— OBJECTIVE —
Below are the records; pull every line that includes "There".

━━ DATA ROWS

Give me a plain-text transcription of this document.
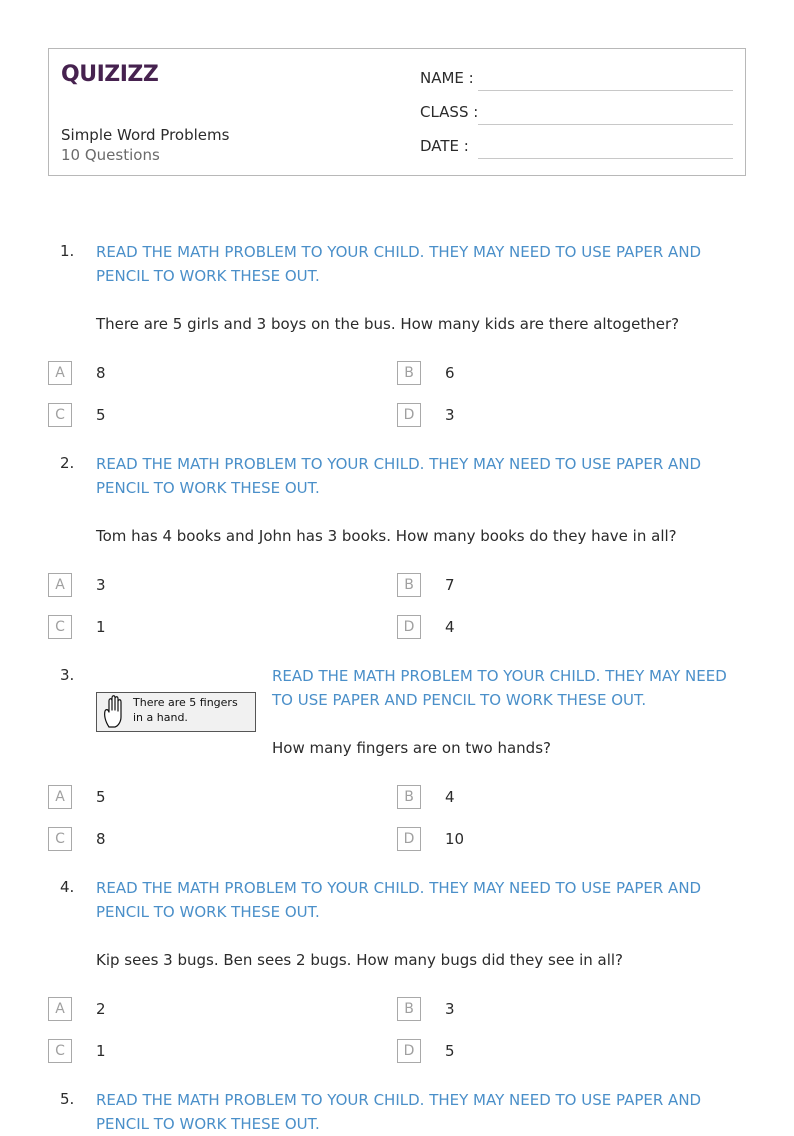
QUIZIZZ
Simple Word Problems
10 Questions
NAME :
CLASS :
DATE :
1. READ THE MATH PROBLEM TO YOUR CHILD. THEY MAY NEED TO USE PAPER AND
PENCIL TO WORK THESE OUT.
There are 5 girls and 3 boys on the bus. How many kids are there altogether?
A	8	B	6
C	5	D	3
2. READ THE MATH PROBLEM TO YOUR CHILD. THEY MAY NEED TO USE PAPER AND
PENCIL TO WORK THESE OUT.
Tom has 4 books and John has 3 books. How many books do they have in all?
A	3	B	7
C	1	D	4
3.
There are 5 fingers
in a hand.
READ THE MATH PROBLEM TO YOUR CHILD. THEY MAY NEED
TO USE PAPER AND PENCIL TO WORK THESE OUT.
How many fingers are on two hands?
A	5	B	4
C	8	D	10
4. READ THE MATH PROBLEM TO YOUR CHILD. THEY MAY NEED TO USE PAPER AND
PENCIL TO WORK THESE OUT.
Kip sees 3 bugs. Ben sees 2 bugs. How many bugs did they see in all?
A	2	B	3
C	1	D	5
5. READ THE MATH PROBLEM TO YOUR CHILD. THEY MAY NEED TO USE PAPER AND
PENCIL TO WORK THESE OUT.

━━━━

— COMPLETED EXERCISE —
There are 5 girls and 3 boys on the bus. How many kids are there altogether?
There are 5 fingers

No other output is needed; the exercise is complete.